Begin Excerpt

Thursday 6 November 2014

Things to Come



We all get asked about what is our favourite film. My answer is always, that I don’t have one, movies are like books or chocolates, depending on the time and taste we come across on or two every-so- often which makes us stop and think. I was fortunate enough as a kid/young adult to come across three movies, in some ways similar, in others quite different. Those movies; Casablanca (Curtiz,1942)  Roma, Città Aperta  (Rossellini, 1945) and  “Things to Come” (Cameron Menzies, 1936) all left me wanting to know more. I can remember at different times watching, as a kid, both Things to Come and Roma, I did not know about them before hand, but once I had seen them, they left a mark. As an adult, our paths crossed again and I got to know and appreciate them. These are the movies which first found me and gave me an appreciation of cinematography as an art and medium for an author’s vision.


I was affected by the brutality and shear dystopia of the vision set out by wells, Korda and Cameron Menzies, it was dark and as a kid, the stuff of nightmares, the bombing of the city initially and then with the sleeping gas by Wings over the World, left me with a chill I can still remember the best part of 30 years later. The poignancy of the air raids stuck with me, perhaps because I was (still am) a child of the cold war, and we grew up with the sword of nuclear conflict hanging over us.

End Excerpt

### Work to do
**1)** According to the film blog post, who directed Roma, Città Aperta?
**2)** Write the next paragraph of the film blog post on Things to Come, carrying on from its final sentence.

Begin Provided information

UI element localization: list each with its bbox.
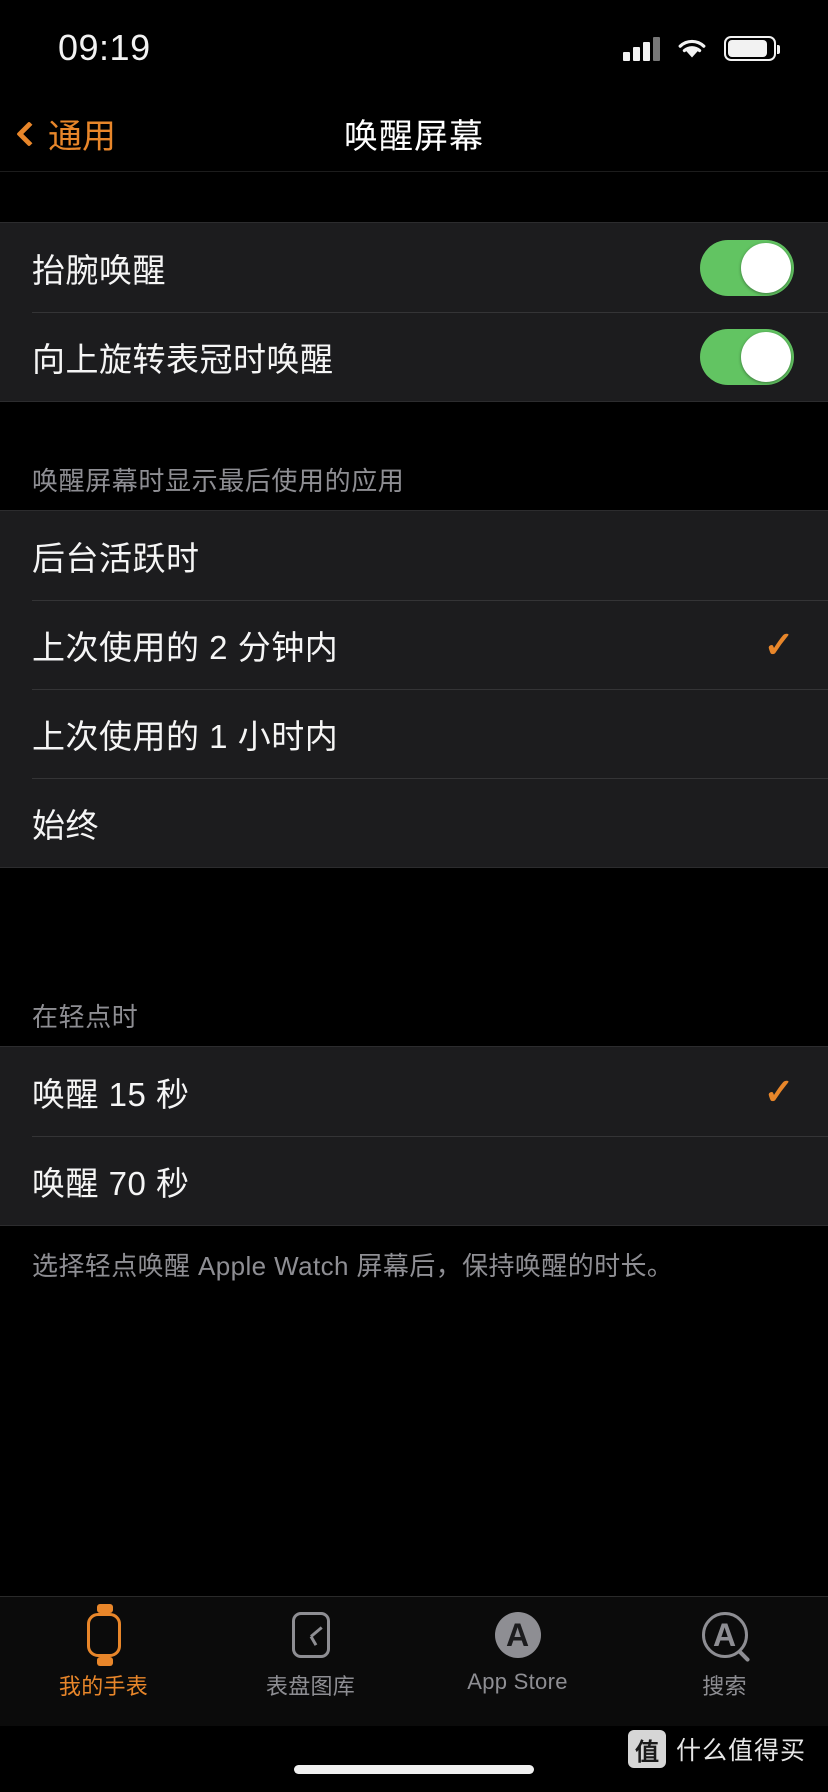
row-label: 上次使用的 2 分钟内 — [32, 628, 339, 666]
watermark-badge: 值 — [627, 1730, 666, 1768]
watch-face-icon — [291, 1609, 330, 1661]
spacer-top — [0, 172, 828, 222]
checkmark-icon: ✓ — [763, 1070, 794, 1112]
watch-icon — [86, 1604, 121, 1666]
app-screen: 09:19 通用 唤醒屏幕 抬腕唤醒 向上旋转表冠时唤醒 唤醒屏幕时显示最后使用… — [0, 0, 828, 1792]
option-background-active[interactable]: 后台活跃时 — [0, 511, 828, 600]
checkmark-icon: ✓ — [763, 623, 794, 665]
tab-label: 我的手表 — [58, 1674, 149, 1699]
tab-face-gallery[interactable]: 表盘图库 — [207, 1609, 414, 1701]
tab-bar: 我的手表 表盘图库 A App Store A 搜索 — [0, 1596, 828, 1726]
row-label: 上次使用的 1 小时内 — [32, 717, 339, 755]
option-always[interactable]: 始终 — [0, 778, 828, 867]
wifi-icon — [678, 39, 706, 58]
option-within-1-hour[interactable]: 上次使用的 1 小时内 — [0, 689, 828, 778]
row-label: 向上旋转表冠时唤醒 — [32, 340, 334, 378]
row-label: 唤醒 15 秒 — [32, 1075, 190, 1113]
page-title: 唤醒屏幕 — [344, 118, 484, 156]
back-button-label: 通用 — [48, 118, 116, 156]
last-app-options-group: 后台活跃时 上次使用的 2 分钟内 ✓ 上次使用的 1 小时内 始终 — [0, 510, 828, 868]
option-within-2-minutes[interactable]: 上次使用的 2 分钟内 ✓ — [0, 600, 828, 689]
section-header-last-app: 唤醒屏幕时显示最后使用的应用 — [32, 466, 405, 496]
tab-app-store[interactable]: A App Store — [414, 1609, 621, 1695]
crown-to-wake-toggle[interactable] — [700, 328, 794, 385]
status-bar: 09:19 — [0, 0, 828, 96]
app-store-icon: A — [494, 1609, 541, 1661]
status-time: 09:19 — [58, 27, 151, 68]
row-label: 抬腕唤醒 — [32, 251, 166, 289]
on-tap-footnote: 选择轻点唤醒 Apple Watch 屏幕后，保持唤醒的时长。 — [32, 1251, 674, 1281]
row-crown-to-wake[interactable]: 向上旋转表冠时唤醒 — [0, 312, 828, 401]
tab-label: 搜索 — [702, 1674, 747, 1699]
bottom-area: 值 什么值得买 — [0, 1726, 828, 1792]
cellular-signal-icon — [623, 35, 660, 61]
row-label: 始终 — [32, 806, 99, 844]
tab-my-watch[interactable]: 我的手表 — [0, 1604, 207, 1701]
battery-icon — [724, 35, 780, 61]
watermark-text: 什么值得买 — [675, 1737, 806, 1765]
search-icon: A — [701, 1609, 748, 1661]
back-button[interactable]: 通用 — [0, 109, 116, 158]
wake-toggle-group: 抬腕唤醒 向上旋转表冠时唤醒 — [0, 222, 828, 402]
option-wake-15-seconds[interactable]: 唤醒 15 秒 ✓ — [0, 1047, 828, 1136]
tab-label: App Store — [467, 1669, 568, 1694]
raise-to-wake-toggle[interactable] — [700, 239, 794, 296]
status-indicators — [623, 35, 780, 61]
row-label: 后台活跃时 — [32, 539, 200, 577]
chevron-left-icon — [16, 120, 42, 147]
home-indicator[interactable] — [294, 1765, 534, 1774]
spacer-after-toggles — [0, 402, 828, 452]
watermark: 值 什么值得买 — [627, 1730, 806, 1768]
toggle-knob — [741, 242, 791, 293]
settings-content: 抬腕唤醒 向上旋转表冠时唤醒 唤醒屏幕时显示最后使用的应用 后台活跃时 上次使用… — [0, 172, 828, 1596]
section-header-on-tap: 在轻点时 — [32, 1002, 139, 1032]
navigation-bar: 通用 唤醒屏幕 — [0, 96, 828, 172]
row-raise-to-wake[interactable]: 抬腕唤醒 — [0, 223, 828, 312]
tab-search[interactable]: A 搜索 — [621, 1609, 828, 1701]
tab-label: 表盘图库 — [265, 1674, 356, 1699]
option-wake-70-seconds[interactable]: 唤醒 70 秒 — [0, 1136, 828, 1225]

End Provided information

### Results of the exercise
**1)** Rossellini

**2)**
The film opens in an English town/city, at one time it has the magnificent architecture of a capital but also the feel of a small English town, the name of the town is: “Everytown”. This unromantic view, naming sets the tone for what we have ahead. It is the Christmas period and our hero John Cabal (Raymond Massey, How the West Was Won, 1962) is talking with two guests, they turn to the subject of possible war. The discussion shows that opinion is divided between the friends . The conversation  looks to the future history which may come given the on-going situation, it is even felt by some there that war might be good for society generally, spurring-on technological development. Our host Cabal is a pacifist and does not accept the benefits of war. The theoretical discussion is thrown in to sharp relief when later on Everytown  is subjected to what can only be described as a Blitzkrieg attack using planes and tanks reducing the town to rubble.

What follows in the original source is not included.